[START OF Provided records]
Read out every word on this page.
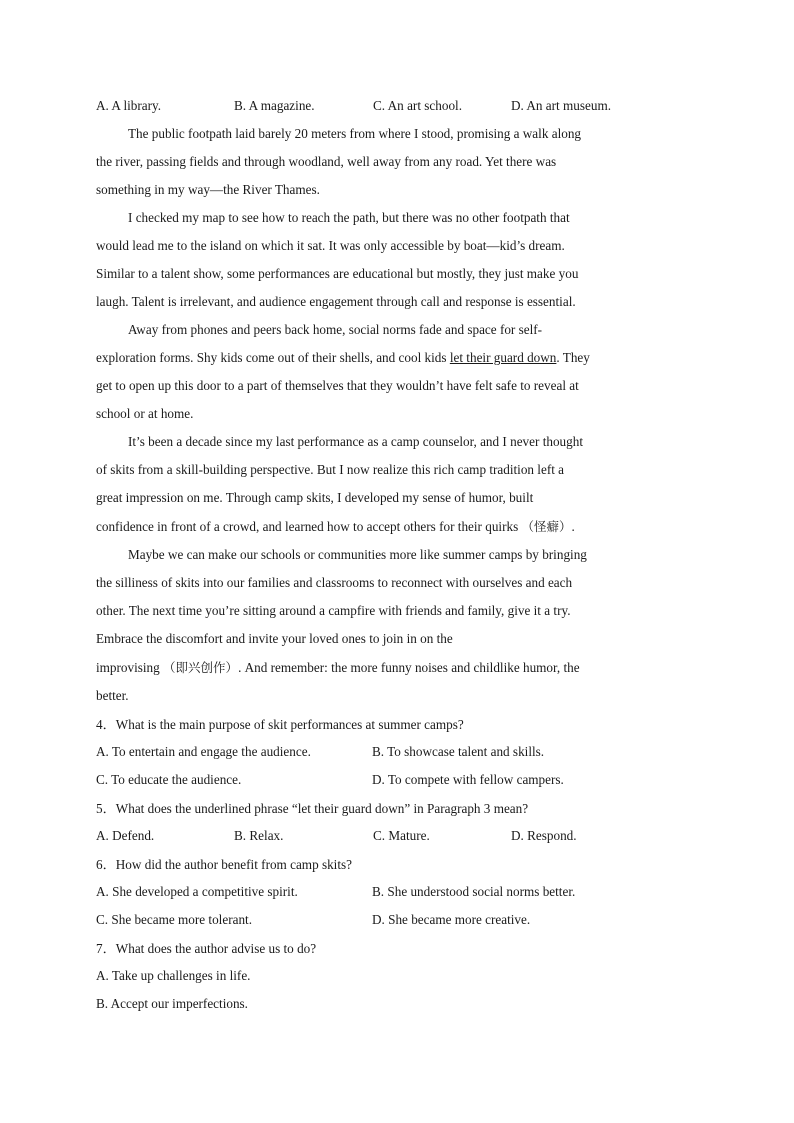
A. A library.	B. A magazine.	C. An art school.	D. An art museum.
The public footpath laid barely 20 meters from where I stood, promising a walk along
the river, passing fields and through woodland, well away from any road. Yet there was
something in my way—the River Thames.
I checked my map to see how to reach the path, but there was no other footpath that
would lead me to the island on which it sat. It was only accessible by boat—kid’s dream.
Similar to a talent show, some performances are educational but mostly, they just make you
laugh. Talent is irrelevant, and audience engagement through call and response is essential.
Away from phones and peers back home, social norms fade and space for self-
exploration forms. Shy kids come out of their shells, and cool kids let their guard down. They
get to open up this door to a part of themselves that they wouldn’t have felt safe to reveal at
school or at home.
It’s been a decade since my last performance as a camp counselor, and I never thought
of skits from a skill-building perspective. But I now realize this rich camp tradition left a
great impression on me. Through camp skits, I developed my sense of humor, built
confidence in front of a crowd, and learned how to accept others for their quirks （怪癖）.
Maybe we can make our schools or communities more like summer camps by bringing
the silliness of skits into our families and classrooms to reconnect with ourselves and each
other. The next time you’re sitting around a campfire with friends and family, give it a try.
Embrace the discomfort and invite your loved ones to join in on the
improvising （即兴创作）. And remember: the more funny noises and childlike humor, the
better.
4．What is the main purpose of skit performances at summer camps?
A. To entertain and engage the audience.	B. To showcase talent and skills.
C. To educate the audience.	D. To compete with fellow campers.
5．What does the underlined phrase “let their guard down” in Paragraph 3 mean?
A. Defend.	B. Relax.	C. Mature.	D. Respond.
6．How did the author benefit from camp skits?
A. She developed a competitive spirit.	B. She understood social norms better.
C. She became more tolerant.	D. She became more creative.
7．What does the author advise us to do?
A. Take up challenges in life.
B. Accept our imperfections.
[END OF Provided records]
[START OF Provided records]
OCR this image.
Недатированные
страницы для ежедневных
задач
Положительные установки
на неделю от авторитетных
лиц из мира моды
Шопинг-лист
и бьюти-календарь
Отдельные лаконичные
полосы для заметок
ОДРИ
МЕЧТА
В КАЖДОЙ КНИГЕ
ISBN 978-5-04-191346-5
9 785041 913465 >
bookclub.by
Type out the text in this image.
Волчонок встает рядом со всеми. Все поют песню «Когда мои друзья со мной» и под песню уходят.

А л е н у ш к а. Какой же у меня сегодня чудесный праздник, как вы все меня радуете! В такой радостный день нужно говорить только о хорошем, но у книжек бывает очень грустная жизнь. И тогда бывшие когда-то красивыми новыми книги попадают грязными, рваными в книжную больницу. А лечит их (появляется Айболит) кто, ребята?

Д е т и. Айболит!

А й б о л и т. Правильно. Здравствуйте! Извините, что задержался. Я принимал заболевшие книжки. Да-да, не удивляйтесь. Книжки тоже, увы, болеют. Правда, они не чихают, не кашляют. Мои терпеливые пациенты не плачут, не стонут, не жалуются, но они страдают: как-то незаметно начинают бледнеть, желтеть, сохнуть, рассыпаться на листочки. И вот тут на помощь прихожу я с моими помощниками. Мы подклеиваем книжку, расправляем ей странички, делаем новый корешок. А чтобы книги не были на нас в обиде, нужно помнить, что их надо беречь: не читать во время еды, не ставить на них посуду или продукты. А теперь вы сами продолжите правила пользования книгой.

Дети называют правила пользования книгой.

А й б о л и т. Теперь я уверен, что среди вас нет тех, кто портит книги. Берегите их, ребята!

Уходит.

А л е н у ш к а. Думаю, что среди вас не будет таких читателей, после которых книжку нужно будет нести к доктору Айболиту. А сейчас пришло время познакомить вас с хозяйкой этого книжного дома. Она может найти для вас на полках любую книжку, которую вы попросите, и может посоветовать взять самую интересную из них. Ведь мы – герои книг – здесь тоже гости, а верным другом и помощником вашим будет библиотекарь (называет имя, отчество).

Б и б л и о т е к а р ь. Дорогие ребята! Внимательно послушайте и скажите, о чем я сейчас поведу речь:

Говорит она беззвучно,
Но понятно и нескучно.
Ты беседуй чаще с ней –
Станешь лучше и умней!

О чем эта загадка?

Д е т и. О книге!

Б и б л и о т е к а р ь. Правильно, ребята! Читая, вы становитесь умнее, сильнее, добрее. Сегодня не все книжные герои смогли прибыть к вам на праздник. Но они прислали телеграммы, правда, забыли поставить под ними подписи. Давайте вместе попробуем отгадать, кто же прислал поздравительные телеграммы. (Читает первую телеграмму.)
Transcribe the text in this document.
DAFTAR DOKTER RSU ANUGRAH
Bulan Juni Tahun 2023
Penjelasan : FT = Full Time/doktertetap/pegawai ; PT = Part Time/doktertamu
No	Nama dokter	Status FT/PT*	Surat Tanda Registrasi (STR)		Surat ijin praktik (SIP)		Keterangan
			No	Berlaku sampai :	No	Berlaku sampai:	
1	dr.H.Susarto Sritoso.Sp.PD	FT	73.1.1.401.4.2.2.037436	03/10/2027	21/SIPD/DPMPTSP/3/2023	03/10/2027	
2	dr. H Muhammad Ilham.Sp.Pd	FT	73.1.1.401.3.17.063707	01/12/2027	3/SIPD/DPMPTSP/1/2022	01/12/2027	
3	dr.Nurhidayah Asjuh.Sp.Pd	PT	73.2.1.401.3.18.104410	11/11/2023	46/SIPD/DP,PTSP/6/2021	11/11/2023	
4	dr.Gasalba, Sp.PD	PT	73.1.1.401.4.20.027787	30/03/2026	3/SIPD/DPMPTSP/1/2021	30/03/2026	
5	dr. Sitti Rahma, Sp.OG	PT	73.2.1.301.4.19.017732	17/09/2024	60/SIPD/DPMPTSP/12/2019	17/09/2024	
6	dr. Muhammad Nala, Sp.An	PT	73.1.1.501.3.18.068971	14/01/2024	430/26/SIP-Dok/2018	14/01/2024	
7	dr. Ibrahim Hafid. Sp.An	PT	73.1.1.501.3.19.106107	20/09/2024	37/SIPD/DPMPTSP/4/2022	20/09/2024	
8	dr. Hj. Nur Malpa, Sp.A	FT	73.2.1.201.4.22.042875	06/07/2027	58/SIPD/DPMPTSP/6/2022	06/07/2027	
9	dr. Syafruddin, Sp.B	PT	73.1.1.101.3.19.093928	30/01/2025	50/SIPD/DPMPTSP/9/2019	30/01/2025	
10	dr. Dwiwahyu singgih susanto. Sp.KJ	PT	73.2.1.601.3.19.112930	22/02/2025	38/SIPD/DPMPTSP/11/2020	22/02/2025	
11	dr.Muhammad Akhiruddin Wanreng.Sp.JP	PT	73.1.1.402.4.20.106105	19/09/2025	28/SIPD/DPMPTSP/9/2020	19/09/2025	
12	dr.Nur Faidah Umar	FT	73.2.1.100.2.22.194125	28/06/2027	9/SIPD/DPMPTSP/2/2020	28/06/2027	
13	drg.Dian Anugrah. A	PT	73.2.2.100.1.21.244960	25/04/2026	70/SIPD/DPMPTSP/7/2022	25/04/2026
[END OF Provided records]
• Your objective:
Take every line from the data above that holds "guard" and copy it out.

• Final answer:
exploration forms. Shy kids come out of their shells, and cool kids let their guard down. They
5．What does the underlined phrase “let their guard down” in Paragraph 3 mean?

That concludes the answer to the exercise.